§ YOUR TASK: Your answer is a single number: the count of lines that contain the string "rsds".

Entries with figure data
*-*-*

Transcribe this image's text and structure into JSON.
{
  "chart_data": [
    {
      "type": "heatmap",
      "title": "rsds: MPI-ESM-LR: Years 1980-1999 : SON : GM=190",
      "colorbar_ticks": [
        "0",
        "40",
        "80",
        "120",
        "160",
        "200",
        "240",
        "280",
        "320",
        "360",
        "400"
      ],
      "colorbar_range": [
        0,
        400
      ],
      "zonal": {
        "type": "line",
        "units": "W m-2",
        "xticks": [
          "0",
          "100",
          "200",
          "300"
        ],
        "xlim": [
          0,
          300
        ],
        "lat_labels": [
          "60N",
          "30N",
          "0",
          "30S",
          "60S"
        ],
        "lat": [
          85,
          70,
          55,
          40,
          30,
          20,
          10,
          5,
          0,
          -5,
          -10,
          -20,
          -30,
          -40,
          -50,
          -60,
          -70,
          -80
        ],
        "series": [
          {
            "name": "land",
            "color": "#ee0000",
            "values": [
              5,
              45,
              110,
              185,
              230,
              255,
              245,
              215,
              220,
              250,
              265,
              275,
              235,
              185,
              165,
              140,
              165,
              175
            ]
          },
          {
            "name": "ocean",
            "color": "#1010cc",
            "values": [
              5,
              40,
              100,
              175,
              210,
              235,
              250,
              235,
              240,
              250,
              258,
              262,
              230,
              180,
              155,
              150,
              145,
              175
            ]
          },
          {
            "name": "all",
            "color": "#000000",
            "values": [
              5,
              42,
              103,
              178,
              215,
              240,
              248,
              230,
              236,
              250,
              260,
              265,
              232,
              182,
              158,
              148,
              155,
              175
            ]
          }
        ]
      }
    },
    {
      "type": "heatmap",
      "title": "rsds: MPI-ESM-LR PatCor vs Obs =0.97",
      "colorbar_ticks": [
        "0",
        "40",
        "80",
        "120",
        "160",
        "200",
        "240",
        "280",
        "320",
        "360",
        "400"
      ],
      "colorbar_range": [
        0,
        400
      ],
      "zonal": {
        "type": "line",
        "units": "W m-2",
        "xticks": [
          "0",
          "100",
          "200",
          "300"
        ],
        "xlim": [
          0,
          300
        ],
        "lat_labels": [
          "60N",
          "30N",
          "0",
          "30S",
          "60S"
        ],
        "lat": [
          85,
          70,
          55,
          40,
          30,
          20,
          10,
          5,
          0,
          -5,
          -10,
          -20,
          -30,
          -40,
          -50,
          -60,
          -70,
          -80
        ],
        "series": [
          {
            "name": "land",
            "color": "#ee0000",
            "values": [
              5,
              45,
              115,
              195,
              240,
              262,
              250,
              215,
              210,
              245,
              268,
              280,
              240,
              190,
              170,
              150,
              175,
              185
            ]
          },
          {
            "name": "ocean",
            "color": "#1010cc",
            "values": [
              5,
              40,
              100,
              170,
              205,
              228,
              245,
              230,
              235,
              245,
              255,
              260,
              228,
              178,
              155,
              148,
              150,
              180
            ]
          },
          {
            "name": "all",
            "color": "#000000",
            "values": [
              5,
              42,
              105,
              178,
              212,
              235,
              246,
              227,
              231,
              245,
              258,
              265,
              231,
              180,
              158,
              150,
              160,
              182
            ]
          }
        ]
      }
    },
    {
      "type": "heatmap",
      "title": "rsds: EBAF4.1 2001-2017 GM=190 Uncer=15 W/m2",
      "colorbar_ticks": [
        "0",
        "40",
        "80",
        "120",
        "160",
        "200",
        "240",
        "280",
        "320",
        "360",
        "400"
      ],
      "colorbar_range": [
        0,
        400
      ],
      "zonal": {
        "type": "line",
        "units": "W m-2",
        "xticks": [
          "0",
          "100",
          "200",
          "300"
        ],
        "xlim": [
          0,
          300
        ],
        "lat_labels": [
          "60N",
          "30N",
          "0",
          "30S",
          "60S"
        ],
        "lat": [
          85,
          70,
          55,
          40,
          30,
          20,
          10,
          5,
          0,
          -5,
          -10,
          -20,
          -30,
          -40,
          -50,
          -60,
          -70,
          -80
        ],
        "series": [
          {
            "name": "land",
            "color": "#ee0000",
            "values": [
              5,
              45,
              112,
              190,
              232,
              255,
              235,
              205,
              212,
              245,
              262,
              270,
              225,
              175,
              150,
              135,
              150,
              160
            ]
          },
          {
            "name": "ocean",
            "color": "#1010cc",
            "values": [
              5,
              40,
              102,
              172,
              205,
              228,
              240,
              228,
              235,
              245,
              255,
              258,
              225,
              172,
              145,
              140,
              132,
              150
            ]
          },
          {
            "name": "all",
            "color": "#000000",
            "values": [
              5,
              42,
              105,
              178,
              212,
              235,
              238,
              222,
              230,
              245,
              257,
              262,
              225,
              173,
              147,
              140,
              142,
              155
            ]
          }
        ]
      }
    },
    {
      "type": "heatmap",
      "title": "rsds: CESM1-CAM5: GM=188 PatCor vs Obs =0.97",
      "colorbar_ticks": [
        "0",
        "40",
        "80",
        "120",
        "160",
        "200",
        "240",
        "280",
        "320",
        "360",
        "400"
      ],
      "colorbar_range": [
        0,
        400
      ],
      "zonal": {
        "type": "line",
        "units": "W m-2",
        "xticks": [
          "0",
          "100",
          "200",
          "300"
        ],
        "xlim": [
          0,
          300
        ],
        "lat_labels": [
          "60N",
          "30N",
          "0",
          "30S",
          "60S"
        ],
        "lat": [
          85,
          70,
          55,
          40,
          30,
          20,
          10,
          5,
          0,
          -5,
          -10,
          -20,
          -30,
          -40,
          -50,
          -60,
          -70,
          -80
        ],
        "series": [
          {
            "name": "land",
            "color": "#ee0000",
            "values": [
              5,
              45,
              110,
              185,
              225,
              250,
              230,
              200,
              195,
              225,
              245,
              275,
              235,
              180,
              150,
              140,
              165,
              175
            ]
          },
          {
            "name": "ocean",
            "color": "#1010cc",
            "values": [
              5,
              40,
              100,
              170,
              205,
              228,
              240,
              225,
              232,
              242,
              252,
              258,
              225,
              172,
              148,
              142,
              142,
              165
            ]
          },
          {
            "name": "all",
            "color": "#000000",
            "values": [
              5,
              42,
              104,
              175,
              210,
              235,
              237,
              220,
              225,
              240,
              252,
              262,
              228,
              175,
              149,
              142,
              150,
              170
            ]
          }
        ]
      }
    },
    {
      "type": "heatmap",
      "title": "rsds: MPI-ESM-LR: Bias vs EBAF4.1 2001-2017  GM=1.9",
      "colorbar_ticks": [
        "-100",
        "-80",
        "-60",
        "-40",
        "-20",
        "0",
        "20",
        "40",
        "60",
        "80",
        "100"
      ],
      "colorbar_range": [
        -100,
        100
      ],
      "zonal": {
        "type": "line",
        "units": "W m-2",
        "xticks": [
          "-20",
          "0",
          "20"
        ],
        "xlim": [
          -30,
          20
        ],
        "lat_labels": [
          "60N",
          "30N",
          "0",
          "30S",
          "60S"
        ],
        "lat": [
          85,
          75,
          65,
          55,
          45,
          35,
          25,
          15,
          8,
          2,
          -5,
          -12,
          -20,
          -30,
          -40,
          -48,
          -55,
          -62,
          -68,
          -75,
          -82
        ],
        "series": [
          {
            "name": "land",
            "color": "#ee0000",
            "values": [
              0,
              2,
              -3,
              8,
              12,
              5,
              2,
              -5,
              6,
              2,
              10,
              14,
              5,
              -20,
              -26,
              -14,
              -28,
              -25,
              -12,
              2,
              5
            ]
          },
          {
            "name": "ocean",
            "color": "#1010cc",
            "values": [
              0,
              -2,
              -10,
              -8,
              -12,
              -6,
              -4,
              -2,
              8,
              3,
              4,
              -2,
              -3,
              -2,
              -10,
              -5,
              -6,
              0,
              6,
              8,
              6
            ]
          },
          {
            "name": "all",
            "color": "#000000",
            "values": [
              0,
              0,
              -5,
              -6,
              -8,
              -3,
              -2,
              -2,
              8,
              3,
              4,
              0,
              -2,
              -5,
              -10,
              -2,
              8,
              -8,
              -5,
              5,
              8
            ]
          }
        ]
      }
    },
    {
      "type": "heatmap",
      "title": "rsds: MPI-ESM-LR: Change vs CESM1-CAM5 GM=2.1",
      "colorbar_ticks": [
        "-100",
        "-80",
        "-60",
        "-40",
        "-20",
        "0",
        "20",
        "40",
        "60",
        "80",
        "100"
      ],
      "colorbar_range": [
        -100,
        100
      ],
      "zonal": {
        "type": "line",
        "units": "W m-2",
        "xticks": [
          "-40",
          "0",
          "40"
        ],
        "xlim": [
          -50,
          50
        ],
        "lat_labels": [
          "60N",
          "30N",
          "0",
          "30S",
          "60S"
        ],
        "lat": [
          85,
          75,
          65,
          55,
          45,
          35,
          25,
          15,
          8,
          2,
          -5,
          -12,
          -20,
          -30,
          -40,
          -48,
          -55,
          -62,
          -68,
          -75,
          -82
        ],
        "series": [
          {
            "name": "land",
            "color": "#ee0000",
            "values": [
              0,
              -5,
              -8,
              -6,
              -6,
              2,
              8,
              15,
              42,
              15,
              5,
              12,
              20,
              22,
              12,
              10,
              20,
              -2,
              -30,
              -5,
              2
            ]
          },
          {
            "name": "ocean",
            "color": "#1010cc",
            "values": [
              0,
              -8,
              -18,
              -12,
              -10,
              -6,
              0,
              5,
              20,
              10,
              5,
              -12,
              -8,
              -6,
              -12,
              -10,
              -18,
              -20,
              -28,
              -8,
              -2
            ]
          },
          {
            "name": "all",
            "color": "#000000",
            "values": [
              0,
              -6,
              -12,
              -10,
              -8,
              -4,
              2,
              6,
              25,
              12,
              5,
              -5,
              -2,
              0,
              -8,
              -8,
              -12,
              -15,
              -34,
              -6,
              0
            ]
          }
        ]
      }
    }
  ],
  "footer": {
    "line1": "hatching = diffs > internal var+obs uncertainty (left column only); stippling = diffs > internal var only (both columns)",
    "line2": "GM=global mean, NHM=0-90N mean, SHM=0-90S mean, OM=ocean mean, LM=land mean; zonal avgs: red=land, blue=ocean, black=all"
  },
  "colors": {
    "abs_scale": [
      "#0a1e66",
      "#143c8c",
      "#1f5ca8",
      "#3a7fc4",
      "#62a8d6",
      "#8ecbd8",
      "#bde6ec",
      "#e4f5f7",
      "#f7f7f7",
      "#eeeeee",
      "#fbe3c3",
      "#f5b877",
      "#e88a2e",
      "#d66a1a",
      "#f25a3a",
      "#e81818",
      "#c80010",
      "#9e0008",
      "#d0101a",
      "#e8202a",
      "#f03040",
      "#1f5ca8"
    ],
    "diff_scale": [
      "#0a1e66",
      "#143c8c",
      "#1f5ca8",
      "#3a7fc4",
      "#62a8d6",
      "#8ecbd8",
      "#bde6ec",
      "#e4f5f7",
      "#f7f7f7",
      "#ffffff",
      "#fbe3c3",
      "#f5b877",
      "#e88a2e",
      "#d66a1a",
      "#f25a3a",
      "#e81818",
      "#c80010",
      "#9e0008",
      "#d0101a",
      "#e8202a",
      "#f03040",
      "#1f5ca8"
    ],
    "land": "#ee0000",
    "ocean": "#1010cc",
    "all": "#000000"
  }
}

*-*-*

§ WRITTEN ANSWER: 6